PAGE EXTRACT -
-- Begin --
Staples Canada ULC, operating as Staples (also known in Quebec as Bureau en Gros; formerly known as The Business Depot and later Staples Business Depot), is a Canadian office supply retail chain owned by Sycamore Partners. The corporation is headquartered in Richmond Hill, Ontario. Staples is the largest office supply chain in Canada.

History
The Business Depot Ltd. was founded by Jack Bingleman in 1991, with Staples as a substantial investor, opening Business Depot stores in Ontario and later Atlantic Canada and Bureau en Gros locations in Quebec.  The American counterpart acquired 100% of the Canadian company in 1994. Around this time, the company began to open stores in Western Canada under the Staples: The Office Superstore label, like its U.S. counterpart.

The company later began converting locations in English-speaking markets to a combined brand, tested as Staples: The Business Depot and later rolled out as Staples Business Depot. This conversion was completed in 2001, with Quebec locations retaining Bureau en Gros.
-- End --
GIVEN EXERCISE 1 - From the passage on Staples Canada, retype the part starting with "Staples Canada ULC, operating" and going on through "its U.S. counterpart.".
GIVEN EXERCISE 2 - According to the passage on Staples Canada, in which city is the corporation headquartered?
GIVEN EXERCISE 3 -
Decide whether each statement agrees with the passage on Staples Canada. Answer yes or no and quote the words that settle it.
(a) The chain is owned by Sycamore Partners.
(b) The 2001 conversion gave Quebec locations the Staples Business Depot name.
(c) The Business Depot Ltd. was founded in 1994.

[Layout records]
-- Begin --
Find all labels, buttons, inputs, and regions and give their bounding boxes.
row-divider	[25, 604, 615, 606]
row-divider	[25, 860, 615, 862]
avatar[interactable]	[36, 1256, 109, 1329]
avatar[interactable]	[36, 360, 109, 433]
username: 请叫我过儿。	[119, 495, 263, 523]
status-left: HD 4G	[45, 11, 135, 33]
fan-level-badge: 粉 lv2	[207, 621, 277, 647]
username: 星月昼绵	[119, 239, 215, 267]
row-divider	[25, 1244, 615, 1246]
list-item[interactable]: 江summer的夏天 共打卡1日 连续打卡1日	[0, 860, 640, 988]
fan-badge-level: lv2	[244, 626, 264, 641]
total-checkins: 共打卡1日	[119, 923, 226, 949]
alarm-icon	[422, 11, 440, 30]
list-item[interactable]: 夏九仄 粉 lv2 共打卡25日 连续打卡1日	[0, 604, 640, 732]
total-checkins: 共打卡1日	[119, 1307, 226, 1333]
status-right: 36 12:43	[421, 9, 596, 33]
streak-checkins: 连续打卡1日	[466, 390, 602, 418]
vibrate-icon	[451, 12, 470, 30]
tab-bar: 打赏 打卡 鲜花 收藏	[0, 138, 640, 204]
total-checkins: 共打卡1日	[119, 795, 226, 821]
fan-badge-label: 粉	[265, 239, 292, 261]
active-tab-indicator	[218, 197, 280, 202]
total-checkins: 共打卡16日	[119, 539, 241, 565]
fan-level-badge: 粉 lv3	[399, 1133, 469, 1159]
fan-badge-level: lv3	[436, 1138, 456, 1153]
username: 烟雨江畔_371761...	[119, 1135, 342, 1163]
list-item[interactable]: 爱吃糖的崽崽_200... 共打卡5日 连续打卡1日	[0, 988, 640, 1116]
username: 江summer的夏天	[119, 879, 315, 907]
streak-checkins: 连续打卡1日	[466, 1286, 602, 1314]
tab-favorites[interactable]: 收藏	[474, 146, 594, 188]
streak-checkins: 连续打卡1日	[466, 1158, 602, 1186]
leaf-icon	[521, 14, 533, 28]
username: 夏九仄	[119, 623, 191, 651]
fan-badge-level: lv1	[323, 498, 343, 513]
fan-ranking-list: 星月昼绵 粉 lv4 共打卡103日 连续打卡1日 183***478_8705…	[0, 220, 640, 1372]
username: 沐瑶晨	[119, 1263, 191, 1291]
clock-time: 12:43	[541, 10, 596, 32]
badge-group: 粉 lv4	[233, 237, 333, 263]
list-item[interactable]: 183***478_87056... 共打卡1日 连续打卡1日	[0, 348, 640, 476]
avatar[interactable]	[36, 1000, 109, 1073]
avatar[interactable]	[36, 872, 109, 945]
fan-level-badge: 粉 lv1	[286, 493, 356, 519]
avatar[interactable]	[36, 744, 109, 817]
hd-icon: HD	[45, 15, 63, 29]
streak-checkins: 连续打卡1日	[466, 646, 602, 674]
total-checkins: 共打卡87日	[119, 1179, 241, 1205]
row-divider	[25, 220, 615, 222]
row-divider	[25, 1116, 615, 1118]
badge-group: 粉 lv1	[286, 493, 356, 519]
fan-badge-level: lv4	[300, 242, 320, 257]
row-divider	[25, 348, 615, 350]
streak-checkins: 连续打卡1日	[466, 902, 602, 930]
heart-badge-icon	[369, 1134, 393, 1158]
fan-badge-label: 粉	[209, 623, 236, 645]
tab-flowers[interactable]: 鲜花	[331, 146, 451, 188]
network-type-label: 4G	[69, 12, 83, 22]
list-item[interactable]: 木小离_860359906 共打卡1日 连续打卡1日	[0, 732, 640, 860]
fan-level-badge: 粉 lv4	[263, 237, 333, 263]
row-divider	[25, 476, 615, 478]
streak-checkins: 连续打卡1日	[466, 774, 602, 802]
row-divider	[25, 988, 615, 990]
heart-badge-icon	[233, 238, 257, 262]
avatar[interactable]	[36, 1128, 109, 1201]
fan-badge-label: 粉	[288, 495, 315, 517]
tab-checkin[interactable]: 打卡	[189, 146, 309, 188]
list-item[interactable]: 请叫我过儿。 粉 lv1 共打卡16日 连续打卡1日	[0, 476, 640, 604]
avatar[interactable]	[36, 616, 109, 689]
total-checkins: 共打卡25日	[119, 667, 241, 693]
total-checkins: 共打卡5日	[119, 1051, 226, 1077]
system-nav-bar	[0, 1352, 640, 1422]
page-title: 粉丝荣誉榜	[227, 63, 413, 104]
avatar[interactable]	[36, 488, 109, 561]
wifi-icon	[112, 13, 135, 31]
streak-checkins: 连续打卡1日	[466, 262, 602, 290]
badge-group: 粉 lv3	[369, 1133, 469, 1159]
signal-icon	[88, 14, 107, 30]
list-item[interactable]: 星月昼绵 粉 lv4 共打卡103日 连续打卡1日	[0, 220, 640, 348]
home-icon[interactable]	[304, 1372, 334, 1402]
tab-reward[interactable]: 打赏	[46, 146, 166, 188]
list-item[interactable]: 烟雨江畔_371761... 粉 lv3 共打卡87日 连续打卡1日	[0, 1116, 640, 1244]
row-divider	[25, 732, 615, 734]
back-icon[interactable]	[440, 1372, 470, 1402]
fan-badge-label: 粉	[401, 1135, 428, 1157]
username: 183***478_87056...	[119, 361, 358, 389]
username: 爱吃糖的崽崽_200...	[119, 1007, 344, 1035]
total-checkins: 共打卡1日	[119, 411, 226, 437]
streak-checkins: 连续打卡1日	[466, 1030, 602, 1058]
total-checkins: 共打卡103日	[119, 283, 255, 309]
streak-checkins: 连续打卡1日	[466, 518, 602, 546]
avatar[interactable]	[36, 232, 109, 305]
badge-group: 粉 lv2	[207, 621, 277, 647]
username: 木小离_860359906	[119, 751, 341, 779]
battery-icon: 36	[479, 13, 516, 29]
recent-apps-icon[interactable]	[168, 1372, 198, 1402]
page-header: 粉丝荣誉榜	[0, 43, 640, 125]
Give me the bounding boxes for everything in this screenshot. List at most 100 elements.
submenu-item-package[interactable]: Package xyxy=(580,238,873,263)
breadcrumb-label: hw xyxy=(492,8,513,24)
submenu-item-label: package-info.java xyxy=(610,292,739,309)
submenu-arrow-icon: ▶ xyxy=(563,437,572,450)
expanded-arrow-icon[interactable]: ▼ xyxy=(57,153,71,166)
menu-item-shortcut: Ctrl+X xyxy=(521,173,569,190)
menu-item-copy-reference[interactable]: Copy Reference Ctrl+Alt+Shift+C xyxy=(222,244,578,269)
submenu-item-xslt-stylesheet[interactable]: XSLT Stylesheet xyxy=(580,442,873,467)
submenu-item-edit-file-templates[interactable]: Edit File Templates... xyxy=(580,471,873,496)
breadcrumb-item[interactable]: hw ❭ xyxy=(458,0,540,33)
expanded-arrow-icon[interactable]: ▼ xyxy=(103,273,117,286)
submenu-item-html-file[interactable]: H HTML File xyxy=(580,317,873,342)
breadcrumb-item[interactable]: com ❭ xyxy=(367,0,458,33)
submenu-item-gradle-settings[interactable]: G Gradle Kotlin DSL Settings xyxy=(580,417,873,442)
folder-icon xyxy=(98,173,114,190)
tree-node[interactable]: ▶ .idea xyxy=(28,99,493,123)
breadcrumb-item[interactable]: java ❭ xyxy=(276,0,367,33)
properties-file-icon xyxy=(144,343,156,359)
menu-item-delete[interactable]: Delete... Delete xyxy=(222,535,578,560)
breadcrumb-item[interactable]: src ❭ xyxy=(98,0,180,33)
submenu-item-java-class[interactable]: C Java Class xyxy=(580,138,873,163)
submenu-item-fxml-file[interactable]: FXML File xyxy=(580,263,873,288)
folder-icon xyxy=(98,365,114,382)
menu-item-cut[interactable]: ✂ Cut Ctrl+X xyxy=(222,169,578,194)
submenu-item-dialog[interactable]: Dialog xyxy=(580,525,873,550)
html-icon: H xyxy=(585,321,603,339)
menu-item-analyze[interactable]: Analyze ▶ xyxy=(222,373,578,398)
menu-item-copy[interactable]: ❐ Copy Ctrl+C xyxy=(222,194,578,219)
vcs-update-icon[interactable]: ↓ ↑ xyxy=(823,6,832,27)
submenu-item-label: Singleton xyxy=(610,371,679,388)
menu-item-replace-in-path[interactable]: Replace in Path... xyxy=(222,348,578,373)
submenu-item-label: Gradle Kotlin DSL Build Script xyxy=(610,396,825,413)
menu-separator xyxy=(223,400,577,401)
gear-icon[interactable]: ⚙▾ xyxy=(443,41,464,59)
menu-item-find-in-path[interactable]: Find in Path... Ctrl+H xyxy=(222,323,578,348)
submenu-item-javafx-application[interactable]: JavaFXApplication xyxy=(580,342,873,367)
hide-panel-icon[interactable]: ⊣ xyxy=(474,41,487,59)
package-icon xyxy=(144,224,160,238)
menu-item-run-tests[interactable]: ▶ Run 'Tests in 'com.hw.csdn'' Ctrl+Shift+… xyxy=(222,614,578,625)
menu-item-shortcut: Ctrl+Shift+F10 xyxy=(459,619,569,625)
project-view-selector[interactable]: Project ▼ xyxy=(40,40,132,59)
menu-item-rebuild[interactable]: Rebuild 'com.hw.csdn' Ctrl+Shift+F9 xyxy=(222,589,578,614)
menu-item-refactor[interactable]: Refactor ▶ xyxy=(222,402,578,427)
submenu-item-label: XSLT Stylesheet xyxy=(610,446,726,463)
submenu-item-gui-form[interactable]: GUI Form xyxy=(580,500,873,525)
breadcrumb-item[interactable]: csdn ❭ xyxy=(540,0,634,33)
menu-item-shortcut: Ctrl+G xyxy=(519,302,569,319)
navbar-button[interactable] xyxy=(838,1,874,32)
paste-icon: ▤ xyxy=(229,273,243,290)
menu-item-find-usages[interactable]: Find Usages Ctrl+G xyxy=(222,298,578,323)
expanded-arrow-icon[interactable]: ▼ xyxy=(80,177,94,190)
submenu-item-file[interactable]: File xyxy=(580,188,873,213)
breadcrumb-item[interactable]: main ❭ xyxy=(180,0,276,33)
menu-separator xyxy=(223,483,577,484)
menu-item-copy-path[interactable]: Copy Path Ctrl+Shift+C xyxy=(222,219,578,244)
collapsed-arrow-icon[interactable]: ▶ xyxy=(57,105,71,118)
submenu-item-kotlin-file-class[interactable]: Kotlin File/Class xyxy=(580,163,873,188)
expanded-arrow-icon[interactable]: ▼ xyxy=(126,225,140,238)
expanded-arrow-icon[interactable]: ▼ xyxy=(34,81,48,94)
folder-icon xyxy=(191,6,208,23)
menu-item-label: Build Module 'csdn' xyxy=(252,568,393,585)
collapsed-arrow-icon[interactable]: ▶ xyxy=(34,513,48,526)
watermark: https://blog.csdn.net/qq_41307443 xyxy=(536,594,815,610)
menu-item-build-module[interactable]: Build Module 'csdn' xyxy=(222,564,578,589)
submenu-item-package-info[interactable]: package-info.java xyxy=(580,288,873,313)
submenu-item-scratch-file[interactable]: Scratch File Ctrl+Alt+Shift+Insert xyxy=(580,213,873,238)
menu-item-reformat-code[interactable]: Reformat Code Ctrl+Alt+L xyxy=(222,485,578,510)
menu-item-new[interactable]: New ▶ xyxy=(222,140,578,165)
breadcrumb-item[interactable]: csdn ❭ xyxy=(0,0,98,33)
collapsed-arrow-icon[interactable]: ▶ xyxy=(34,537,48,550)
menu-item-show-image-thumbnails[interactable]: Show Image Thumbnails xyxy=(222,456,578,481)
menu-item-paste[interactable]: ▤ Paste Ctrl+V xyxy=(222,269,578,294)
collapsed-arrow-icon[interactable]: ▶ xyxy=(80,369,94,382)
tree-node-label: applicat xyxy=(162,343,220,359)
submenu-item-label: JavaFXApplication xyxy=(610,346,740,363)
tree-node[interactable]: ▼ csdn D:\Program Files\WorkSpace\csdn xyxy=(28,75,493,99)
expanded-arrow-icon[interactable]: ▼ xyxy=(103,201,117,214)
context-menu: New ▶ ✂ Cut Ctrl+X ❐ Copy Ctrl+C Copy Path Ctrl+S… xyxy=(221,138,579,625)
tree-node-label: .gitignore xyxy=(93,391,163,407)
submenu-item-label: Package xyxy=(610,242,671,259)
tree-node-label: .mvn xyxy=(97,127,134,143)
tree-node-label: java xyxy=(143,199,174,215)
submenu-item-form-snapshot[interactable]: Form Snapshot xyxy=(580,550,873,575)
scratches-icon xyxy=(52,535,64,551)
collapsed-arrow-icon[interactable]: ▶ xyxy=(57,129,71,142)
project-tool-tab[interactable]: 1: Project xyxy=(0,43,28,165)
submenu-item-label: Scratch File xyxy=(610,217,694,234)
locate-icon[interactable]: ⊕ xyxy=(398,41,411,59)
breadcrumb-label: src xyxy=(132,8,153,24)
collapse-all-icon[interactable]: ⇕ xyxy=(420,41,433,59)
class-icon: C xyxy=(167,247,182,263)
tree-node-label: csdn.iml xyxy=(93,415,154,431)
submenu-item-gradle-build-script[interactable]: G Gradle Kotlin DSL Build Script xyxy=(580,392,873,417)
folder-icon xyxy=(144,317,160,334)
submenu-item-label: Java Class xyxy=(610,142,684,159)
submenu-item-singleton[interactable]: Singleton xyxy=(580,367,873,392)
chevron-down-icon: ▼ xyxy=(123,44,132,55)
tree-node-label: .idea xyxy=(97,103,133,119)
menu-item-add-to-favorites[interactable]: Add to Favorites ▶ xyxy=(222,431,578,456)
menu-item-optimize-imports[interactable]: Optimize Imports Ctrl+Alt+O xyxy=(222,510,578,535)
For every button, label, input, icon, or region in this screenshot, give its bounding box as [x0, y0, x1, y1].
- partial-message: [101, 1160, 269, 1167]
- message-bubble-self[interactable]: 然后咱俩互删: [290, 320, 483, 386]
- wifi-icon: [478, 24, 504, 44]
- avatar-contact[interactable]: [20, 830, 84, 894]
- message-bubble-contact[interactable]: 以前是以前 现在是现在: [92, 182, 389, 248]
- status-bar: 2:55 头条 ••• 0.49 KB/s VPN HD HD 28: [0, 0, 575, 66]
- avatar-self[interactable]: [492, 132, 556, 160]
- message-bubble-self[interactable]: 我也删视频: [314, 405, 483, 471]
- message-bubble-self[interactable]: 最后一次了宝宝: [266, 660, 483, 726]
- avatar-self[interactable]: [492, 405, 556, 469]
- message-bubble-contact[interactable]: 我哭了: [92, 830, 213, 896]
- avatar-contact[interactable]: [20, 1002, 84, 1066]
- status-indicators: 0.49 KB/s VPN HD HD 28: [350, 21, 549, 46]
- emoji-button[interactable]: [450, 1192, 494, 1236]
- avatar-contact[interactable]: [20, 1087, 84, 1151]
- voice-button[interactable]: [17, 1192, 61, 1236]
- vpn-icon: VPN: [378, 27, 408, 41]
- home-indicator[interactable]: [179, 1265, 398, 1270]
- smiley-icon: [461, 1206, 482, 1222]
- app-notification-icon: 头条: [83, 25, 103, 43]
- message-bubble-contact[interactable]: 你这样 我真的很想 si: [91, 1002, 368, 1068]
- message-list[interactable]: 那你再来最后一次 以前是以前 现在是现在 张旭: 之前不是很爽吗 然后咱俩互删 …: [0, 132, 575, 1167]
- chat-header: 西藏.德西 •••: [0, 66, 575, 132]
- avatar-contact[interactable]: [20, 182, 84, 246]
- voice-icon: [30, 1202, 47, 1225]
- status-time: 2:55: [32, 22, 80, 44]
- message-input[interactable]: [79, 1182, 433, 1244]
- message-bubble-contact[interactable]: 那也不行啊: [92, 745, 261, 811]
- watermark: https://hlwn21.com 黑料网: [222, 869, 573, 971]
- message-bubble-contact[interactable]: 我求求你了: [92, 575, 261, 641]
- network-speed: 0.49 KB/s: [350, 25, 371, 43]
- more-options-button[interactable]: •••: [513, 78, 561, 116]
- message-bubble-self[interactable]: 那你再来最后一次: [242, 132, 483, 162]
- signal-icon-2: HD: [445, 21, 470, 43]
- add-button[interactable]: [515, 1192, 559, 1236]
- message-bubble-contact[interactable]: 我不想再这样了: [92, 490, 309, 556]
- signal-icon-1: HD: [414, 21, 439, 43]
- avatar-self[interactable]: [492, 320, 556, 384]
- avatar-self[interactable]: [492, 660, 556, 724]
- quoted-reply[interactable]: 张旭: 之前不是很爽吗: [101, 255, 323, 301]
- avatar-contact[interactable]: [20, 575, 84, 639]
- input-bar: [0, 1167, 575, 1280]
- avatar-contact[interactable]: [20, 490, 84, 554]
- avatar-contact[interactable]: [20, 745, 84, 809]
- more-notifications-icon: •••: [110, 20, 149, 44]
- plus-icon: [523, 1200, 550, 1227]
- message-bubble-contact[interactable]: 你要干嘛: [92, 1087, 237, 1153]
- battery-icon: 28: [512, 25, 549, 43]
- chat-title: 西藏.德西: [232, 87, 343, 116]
-- End --
EXERCISE ANSWER 1 -
Staples Canada ULC, operating as Staples (also known in Quebec as Bureau en Gros; formerly known as The Business Depot and later Staples Business Depot), is a Canadian office supply retail chain owned by Sycamore Partners. The corporation is headquartered in Richmond Hill, Ontario. Staples is the largest office supply chain in Canada.

History
The Business Depot Ltd. was founded by Jack Bingleman in 1991, with Staples as a substantial investor, opening Business Depot stores in Ontario and later Atlantic Canada and Bureau en Gros locations in Quebec.  The American counterpart acquired 100% of the Canadian company in 1994. Around this time, the company began to open stores in Western Canada under the Staples: The Office Superstore label, like its U.S. counterpart.

EXERCISE ANSWER 2 - Richmond Hill, Ontario.

EXERCISE ANSWER 3 -
(a) Yes: "a Canadian office supply retail chain owned by Sycamore Partners"
(b) No: "with Quebec locations retaining Bureau en Gros"
(c) No: "founded by Jack Bingleman in 1991"